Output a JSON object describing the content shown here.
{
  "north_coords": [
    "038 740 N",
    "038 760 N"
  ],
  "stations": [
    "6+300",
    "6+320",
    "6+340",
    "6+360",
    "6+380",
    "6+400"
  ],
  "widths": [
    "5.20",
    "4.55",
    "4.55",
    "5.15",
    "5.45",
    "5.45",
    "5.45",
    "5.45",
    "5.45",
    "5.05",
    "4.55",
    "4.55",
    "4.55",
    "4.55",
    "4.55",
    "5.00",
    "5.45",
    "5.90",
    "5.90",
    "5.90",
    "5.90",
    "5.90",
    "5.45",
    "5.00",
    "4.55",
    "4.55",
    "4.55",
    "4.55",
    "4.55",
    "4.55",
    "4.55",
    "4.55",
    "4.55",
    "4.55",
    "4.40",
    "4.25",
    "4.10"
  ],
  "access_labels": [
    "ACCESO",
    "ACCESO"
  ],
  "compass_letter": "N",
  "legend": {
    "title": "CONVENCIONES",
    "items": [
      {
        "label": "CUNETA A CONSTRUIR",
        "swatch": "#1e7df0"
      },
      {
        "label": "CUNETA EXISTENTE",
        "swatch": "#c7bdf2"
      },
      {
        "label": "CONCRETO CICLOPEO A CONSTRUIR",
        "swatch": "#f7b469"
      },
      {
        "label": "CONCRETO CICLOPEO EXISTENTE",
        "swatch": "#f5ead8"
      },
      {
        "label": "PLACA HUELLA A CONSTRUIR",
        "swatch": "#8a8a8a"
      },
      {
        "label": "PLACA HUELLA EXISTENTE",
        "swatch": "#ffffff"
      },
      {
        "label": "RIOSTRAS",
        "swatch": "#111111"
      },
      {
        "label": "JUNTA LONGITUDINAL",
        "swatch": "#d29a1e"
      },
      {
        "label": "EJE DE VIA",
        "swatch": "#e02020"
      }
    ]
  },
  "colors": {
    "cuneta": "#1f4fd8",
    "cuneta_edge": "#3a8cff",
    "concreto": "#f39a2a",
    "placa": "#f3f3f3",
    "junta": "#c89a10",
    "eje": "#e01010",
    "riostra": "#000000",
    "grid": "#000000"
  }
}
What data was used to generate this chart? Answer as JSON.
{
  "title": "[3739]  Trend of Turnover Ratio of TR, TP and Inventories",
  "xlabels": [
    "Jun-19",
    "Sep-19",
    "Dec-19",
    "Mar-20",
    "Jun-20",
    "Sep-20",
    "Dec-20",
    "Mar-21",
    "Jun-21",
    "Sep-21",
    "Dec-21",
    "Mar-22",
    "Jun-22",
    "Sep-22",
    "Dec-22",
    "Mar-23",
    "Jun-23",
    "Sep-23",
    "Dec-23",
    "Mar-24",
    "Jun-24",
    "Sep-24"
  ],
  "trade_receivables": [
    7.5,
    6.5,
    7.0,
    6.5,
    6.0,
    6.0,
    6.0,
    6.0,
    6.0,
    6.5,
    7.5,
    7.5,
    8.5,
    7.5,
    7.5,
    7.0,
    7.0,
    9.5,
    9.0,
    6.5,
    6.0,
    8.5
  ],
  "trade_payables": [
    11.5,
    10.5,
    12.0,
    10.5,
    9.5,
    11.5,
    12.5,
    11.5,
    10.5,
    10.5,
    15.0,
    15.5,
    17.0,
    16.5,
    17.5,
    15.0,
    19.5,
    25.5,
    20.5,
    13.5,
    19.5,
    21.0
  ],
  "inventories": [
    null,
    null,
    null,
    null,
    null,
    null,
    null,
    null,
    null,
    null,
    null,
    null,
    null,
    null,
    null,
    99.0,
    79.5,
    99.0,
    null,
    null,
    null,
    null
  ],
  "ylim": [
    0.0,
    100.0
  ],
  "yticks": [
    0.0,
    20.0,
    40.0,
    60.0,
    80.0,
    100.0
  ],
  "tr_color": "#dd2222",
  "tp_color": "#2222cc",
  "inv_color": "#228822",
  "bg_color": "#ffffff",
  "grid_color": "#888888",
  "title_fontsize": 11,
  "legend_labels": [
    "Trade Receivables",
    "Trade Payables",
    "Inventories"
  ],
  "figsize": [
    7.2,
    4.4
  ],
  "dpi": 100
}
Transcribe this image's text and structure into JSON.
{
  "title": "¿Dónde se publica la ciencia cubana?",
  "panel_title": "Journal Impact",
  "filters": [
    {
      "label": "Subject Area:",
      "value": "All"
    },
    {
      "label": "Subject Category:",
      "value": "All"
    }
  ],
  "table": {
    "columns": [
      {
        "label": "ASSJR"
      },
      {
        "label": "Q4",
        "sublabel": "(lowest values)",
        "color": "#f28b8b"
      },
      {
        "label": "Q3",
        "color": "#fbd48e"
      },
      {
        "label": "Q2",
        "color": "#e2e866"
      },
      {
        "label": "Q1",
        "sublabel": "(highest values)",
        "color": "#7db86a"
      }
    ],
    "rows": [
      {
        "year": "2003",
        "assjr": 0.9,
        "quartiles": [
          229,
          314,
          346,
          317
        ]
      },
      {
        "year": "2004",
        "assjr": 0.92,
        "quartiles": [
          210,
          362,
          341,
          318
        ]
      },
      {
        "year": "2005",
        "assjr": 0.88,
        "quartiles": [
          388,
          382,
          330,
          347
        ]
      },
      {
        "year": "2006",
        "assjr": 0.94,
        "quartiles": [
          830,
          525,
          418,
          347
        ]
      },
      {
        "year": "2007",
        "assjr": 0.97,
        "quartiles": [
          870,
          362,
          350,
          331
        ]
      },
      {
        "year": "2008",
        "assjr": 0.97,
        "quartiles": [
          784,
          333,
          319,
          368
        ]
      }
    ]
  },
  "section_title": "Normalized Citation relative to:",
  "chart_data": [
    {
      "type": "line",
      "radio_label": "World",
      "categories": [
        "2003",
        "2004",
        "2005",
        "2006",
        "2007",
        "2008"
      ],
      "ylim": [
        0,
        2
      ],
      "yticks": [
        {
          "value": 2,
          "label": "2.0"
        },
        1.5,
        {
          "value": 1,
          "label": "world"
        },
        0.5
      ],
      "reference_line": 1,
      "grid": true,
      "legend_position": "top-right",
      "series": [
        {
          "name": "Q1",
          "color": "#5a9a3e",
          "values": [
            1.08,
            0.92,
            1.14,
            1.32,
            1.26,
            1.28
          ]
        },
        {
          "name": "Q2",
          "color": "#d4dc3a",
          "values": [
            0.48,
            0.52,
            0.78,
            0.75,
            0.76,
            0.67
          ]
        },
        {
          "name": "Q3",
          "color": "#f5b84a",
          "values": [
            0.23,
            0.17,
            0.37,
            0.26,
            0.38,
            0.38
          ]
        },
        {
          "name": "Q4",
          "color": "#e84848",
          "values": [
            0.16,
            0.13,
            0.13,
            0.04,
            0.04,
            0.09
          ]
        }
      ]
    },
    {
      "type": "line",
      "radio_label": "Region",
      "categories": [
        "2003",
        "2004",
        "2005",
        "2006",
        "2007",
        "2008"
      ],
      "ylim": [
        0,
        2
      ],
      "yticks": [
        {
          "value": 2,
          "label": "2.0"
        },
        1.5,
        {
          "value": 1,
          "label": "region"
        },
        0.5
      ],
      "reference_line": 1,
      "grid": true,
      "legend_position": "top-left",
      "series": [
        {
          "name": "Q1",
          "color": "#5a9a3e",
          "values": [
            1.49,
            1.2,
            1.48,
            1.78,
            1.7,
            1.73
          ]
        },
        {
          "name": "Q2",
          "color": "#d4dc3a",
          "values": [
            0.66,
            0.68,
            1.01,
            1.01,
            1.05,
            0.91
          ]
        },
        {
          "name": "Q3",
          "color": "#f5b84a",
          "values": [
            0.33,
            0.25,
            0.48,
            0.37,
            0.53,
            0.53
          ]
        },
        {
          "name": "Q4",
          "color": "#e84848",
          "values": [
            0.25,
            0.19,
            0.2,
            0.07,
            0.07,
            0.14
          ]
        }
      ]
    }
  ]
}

- - - - - - -

# SET EXERCISE:
Search the listing for the word "CICLOPEO" and return each line that holds it.

# TASK ANSWER:
        "label": "CONCRETO CICLOPEO A CONSTRUIR",
        "label": "CONCRETO CICLOPEO EXISTENTE",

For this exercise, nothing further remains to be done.